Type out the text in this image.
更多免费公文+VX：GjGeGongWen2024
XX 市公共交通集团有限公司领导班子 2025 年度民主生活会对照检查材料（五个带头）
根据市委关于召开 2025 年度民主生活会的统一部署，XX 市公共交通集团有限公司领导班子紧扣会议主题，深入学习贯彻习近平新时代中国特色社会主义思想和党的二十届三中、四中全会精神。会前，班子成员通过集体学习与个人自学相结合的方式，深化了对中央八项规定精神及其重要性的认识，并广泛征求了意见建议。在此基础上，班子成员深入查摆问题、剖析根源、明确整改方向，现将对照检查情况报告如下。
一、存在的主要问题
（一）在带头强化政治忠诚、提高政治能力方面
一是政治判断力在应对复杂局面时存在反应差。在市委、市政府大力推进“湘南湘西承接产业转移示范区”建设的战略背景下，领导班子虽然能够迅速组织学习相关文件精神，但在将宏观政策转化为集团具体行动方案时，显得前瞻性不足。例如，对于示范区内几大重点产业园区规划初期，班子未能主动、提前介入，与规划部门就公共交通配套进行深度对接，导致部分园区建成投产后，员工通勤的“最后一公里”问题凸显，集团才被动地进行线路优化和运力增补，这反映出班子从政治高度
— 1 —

****************

EXERCISE INSTRUCTIONS: Write out the records above again, keeping each one identical to the original.

EXERCISE RESPONSE:
Type out the text in this image.
更多免费公文+VX：GjGeGongWen2024
XX 市公共交通集团有限公司领导班子 2025 年度民主生活会对照检查材料（五个带头）
根据市委关于召开 2025 年度民主生活会的统一部署，XX 市公共交通集团有限公司领导班子紧扣会议主题，深入学习贯彻习近平新时代中国特色社会主义思想和党的二十届三中、四中全会精神。会前，班子成员通过集体学习与个人自学相结合的方式，深化了对中央八项规定精神及其重要性的认识，并广泛征求了意见建议。在此基础上，班子成员深入查摆问题、剖析根源、明确整改方向，现将对照检查情况报告如下。
一、存在的主要问题
（一）在带头强化政治忠诚、提高政治能力方面
一是政治判断力在应对复杂局面时存在反应差。在市委、市政府大力推进“湘南湘西承接产业转移示范区”建设的战略背景下，领导班子虽然能够迅速组织学习相关文件精神，但在将宏观政策转化为集团具体行动方案时，显得前瞻性不足。例如，对于示范区内几大重点产业园区规划初期，班子未能主动、提前介入，与规划部门就公共交通配套进行深度对接，导致部分园区建成投产后，员工通勤的“最后一公里”问题凸显，集团才被动地进行线路优化和运力增补，这反映出班子从政治高度
— 1 —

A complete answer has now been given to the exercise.